Information shown -
================

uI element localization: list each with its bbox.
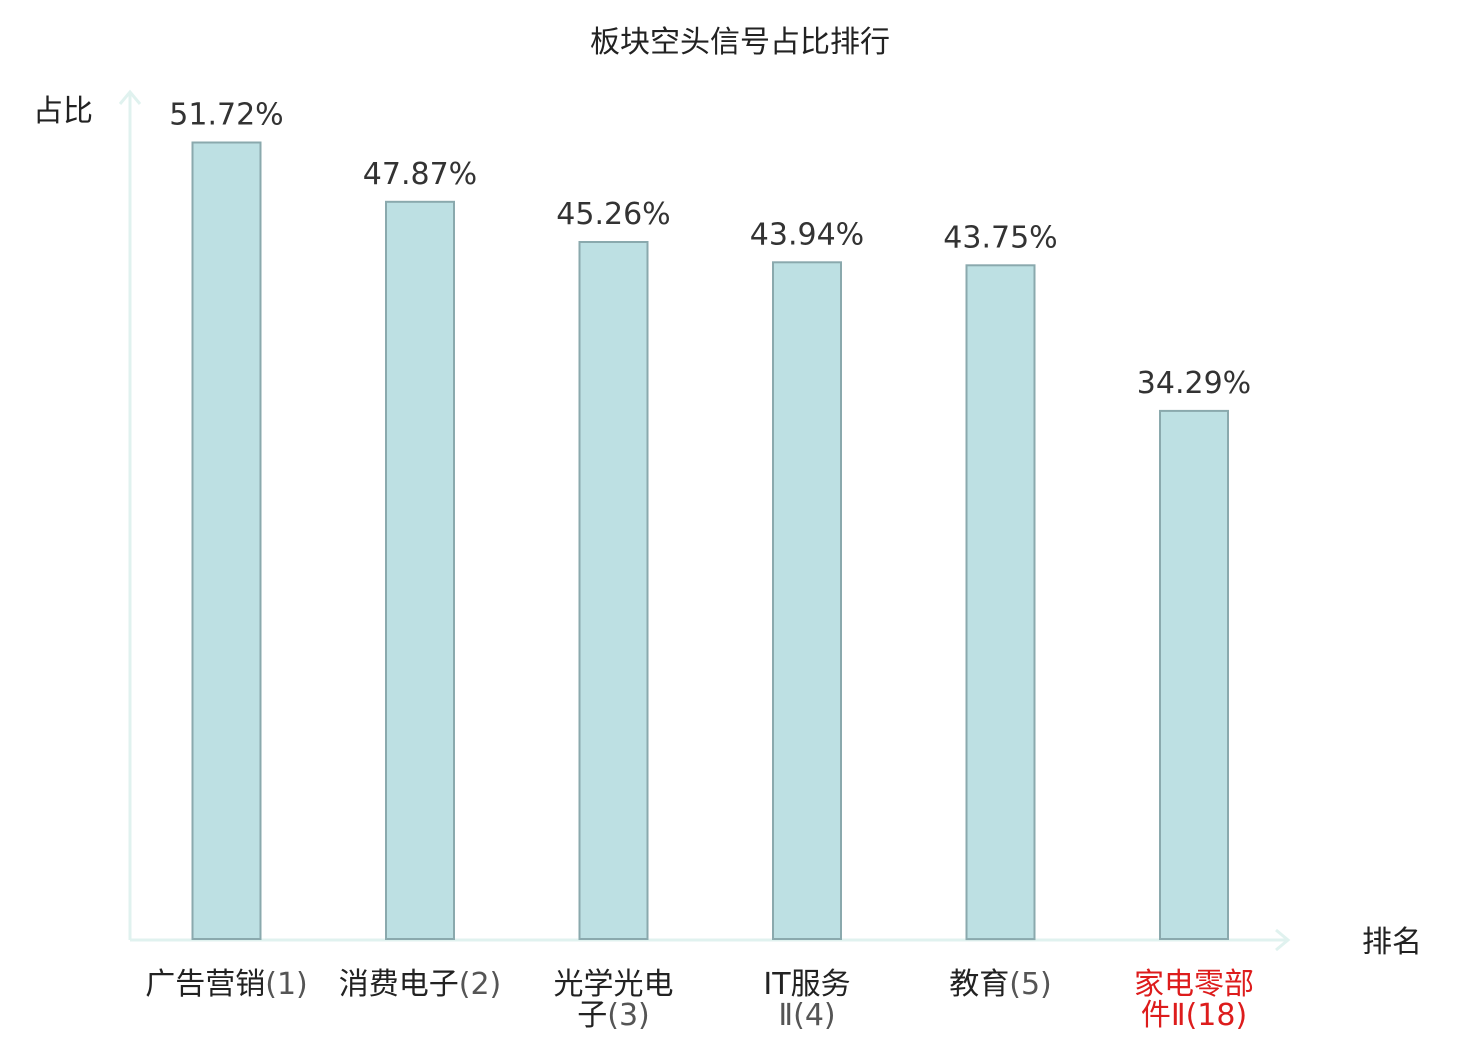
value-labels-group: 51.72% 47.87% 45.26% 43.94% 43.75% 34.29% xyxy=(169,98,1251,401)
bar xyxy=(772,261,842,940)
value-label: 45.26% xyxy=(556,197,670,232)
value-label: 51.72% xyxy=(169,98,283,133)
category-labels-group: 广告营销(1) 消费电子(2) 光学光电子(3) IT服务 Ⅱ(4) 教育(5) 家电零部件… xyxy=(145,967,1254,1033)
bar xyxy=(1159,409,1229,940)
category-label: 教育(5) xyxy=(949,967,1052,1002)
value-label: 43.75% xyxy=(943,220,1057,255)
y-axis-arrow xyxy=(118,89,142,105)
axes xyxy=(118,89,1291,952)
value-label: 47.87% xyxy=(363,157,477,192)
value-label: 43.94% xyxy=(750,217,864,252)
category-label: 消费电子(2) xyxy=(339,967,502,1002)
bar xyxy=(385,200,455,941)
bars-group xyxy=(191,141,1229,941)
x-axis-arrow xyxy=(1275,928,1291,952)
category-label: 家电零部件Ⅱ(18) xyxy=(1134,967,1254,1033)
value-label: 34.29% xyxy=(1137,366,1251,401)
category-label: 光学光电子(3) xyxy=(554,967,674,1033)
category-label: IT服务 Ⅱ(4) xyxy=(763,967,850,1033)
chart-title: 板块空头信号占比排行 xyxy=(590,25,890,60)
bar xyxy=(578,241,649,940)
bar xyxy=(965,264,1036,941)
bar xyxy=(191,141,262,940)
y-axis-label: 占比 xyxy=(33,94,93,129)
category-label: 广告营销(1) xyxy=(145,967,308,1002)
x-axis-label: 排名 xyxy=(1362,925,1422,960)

================

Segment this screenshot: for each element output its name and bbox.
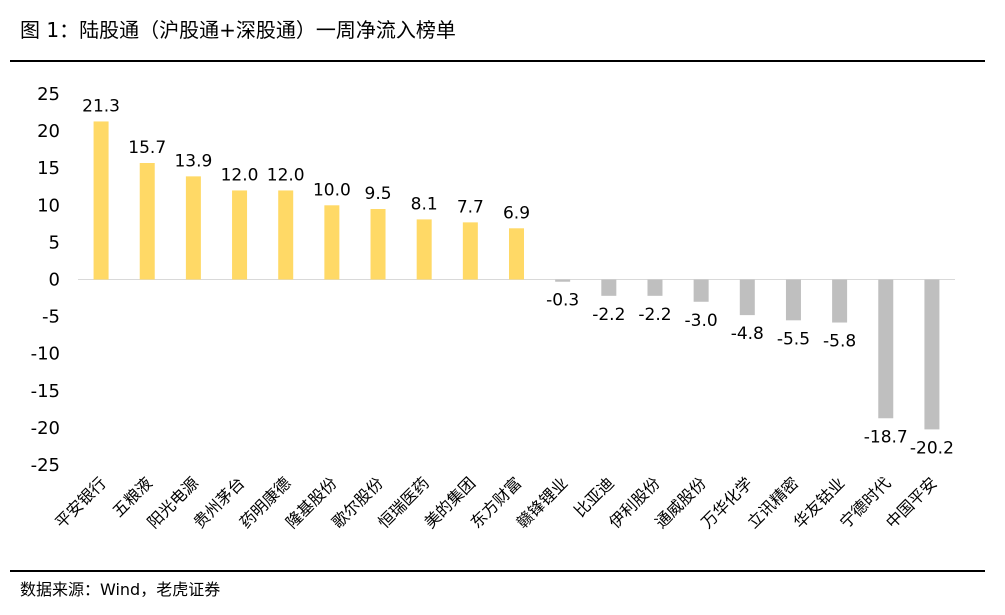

================

Exercise - Please reproduce the items from the line with "uI element localization: list" up to and including the line with "axes xyxy=(118,89,1291,952)", swapping "bar" for "column" and leaving everything else unchanged. Omit the pictures.

Right answer -
uI element localization: list each with its bbox.
value-labels-group: 51.72% 47.87% 45.26% 43.94% 43.75% 34.29% xyxy=(169,98,1251,401)
column xyxy=(772,261,842,940)
value-label: 45.26% xyxy=(556,197,670,232)
value-label: 51.72% xyxy=(169,98,283,133)
category-labels-group: 广告营销(1) 消费电子(2) 光学光电子(3) IT服务 Ⅱ(4) 教育(5) 家电零部件… xyxy=(145,967,1254,1033)
column xyxy=(1159,409,1229,940)
category-label: 教育(5) xyxy=(949,967,1052,1002)
value-label: 43.75% xyxy=(943,220,1057,255)
y-axis-arrow xyxy=(118,89,142,105)
axes xyxy=(118,89,1291,952)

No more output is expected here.